Work to be completed
Give a verbatim copy of the lines below, minus the pictures.

— begin Exercise data —

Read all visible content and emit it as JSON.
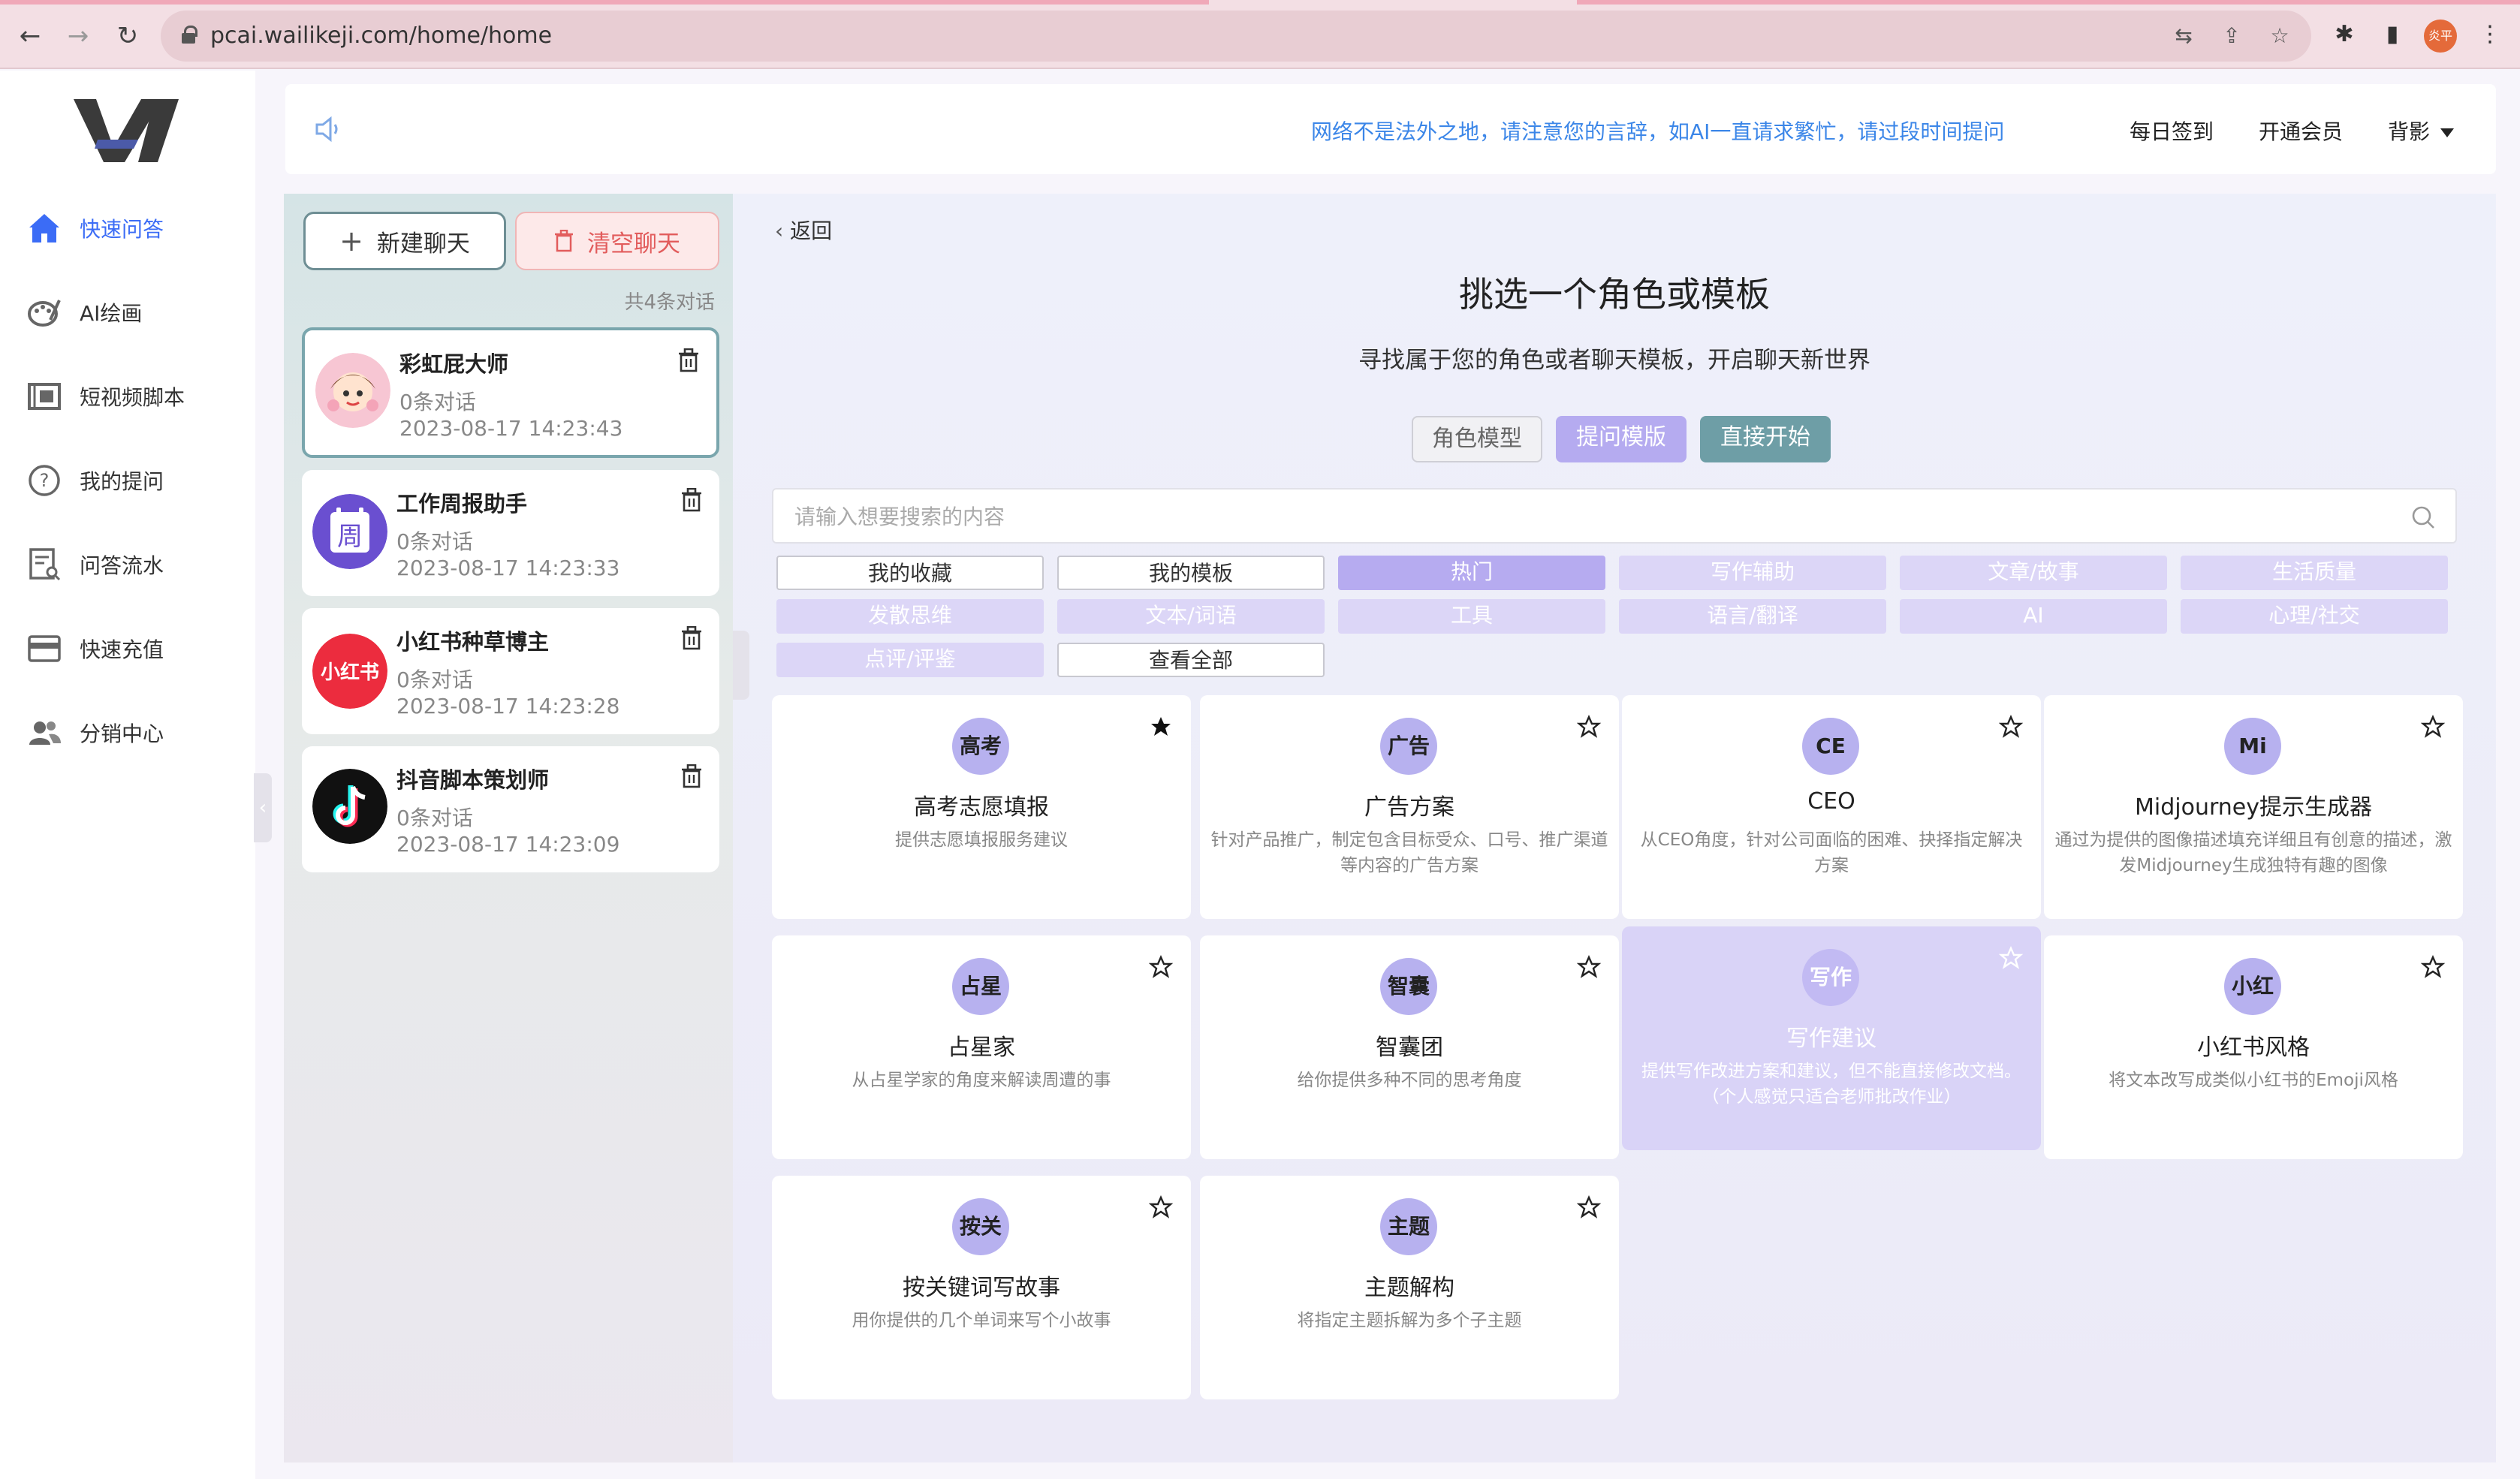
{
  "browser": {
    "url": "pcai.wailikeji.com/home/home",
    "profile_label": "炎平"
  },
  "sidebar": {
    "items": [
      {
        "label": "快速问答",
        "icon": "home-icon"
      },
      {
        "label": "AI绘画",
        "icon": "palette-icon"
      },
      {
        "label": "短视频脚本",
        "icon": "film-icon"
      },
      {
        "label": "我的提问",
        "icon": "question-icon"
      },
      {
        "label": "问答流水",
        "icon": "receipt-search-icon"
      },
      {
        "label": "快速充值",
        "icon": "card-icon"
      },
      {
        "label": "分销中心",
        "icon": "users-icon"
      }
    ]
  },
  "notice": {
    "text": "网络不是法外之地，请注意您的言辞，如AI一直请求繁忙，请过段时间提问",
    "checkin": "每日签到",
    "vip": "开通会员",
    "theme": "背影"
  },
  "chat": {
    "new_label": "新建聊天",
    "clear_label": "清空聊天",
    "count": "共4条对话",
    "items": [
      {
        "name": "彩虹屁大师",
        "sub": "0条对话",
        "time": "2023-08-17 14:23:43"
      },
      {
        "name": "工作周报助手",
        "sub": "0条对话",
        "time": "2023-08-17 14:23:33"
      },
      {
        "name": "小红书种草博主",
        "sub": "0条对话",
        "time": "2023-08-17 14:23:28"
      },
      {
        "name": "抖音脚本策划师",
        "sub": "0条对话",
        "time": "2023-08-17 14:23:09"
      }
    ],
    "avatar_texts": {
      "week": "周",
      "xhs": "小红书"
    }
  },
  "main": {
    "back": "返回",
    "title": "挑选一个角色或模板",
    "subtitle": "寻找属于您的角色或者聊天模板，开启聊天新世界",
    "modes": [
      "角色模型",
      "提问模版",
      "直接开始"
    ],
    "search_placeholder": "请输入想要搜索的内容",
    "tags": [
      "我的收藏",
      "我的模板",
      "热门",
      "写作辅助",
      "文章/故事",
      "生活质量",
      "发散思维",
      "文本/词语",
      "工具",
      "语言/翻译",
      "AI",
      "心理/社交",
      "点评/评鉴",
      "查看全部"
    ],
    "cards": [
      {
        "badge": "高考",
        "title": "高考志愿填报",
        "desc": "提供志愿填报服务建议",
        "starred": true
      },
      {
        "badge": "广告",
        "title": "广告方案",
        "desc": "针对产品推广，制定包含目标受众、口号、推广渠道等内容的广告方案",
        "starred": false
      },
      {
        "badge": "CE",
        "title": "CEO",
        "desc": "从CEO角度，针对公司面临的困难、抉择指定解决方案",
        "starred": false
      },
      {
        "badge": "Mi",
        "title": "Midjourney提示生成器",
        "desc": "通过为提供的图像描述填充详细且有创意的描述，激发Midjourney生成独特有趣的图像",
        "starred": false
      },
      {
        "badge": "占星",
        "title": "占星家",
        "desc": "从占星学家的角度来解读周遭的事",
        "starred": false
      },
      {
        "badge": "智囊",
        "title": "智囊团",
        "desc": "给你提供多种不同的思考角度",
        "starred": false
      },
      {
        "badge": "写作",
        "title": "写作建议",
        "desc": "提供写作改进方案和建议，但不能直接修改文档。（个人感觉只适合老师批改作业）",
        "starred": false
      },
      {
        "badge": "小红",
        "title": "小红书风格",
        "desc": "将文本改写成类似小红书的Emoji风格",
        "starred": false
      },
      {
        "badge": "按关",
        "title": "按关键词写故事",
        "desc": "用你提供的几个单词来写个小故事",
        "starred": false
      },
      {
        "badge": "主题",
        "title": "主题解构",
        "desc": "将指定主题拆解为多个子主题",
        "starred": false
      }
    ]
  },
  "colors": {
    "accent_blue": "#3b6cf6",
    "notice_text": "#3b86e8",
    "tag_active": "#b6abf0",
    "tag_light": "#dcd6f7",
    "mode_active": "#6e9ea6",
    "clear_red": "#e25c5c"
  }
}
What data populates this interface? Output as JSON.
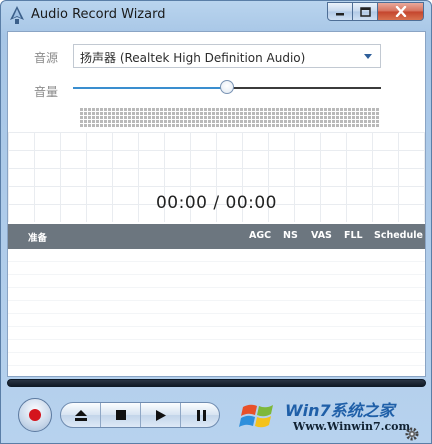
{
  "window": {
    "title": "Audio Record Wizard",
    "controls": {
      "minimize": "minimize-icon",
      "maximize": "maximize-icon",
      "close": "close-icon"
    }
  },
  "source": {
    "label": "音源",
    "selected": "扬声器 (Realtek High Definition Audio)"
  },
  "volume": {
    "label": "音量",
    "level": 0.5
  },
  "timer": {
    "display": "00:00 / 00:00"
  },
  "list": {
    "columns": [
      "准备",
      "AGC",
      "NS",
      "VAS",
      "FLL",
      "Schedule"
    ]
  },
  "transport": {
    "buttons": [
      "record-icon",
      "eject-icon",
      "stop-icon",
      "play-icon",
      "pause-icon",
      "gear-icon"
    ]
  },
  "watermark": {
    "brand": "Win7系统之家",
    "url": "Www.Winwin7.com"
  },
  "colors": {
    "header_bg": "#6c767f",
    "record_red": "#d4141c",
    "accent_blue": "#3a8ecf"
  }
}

— end Exercise data —

Response for this exercise
Read all visible content and emit it as JSON.
{
  "browser": {
    "url": "pcai.wailikeji.com/home/home",
    "profile_label": "炎平"
  },
  "sidebar": {
    "items": [
      {
        "label": "快速问答",
        "icon": "home-icon"
      },
      {
        "label": "AI绘画",
        "icon": "palette-icon"
      },
      {
        "label": "短视频脚本",
        "icon": "film-icon"
      },
      {
        "label": "我的提问",
        "icon": "question-icon"
      },
      {
        "label": "问答流水",
        "icon": "receipt-search-icon"
      },
      {
        "label": "快速充值",
        "icon": "card-icon"
      },
      {
        "label": "分销中心",
        "icon": "users-icon"
      }
    ]
  },
  "notice": {
    "text": "网络不是法外之地，请注意您的言辞，如AI一直请求繁忙，请过段时间提问",
    "checkin": "每日签到",
    "vip": "开通会员",
    "theme": "背影"
  },
  "chat": {
    "new_label": "新建聊天",
    "clear_label": "清空聊天",
    "count": "共4条对话",
    "items": [
      {
        "name": "彩虹屁大师",
        "sub": "0条对话",
        "time": "2023-08-17 14:23:43"
      },
      {
        "name": "工作周报助手",
        "sub": "0条对话",
        "time": "2023-08-17 14:23:33"
      },
      {
        "name": "小红书种草博主",
        "sub": "0条对话",
        "time": "2023-08-17 14:23:28"
      },
      {
        "name": "抖音脚本策划师",
        "sub": "0条对话",
        "time": "2023-08-17 14:23:09"
      }
    ],
    "avatar_texts": {
      "week": "周",
      "xhs": "小红书"
    }
  },
  "main": {
    "back": "返回",
    "title": "挑选一个角色或模板",
    "subtitle": "寻找属于您的角色或者聊天模板，开启聊天新世界",
    "modes": [
      "角色模型",
      "提问模版",
      "直接开始"
    ],
    "search_placeholder": "请输入想要搜索的内容",
    "tags": [
      "我的收藏",
      "我的模板",
      "热门",
      "写作辅助",
      "文章/故事",
      "生活质量",
      "发散思维",
      "文本/词语",
      "工具",
      "语言/翻译",
      "AI",
      "心理/社交",
      "点评/评鉴",
      "查看全部"
    ],
    "cards": [
      {
        "badge": "高考",
        "title": "高考志愿填报",
        "desc": "提供志愿填报服务建议",
        "starred": true
      },
      {
        "badge": "广告",
        "title": "广告方案",
        "desc": "针对产品推广，制定包含目标受众、口号、推广渠道等内容的广告方案",
        "starred": false
      },
      {
        "badge": "CE",
        "title": "CEO",
        "desc": "从CEO角度，针对公司面临的困难、抉择指定解决方案",
        "starred": false
      },
      {
        "badge": "Mi",
        "title": "Midjourney提示生成器",
        "desc": "通过为提供的图像描述填充详细且有创意的描述，激发Midjourney生成独特有趣的图像",
        "starred": false
      },
      {
        "badge": "占星",
        "title": "占星家",
        "desc": "从占星学家的角度来解读周遭的事",
        "starred": false
      },
      {
        "badge": "智囊",
        "title": "智囊团",
        "desc": "给你提供多种不同的思考角度",
        "starred": false
      },
      {
        "badge": "写作",
        "title": "写作建议",
        "desc": "提供写作改进方案和建议，但不能直接修改文档。（个人感觉只适合老师批改作业）",
        "starred": false
      },
      {
        "badge": "小红",
        "title": "小红书风格",
        "desc": "将文本改写成类似小红书的Emoji风格",
        "starred": false
      },
      {
        "badge": "按关",
        "title": "按关键词写故事",
        "desc": "用你提供的几个单词来写个小故事",
        "starred": false
      },
      {
        "badge": "主题",
        "title": "主题解构",
        "desc": "将指定主题拆解为多个子主题",
        "starred": false
      }
    ]
  },
  "colors": {
    "accent_blue": "#3b6cf6",
    "notice_text": "#3b86e8",
    "tag_active": "#b6abf0",
    "tag_light": "#dcd6f7",
    "mode_active": "#6e9ea6",
    "clear_red": "#e25c5c"
  }
}
What data populates this interface? Output as JSON.
{
  "window": {
    "title": "Audio Record Wizard",
    "controls": {
      "minimize": "minimize-icon",
      "maximize": "maximize-icon",
      "close": "close-icon"
    }
  },
  "source": {
    "label": "音源",
    "selected": "扬声器 (Realtek High Definition Audio)"
  },
  "volume": {
    "label": "音量",
    "level": 0.5
  },
  "timer": {
    "display": "00:00 / 00:00"
  },
  "list": {
    "columns": [
      "准备",
      "AGC",
      "NS",
      "VAS",
      "FLL",
      "Schedule"
    ]
  },
  "transport": {
    "buttons": [
      "record-icon",
      "eject-icon",
      "stop-icon",
      "play-icon",
      "pause-icon",
      "gear-icon"
    ]
  },
  "watermark": {
    "brand": "Win7系统之家",
    "url": "Www.Winwin7.com"
  },
  "colors": {
    "header_bg": "#6c767f",
    "record_red": "#d4141c",
    "accent_blue": "#3a8ecf"
  }
}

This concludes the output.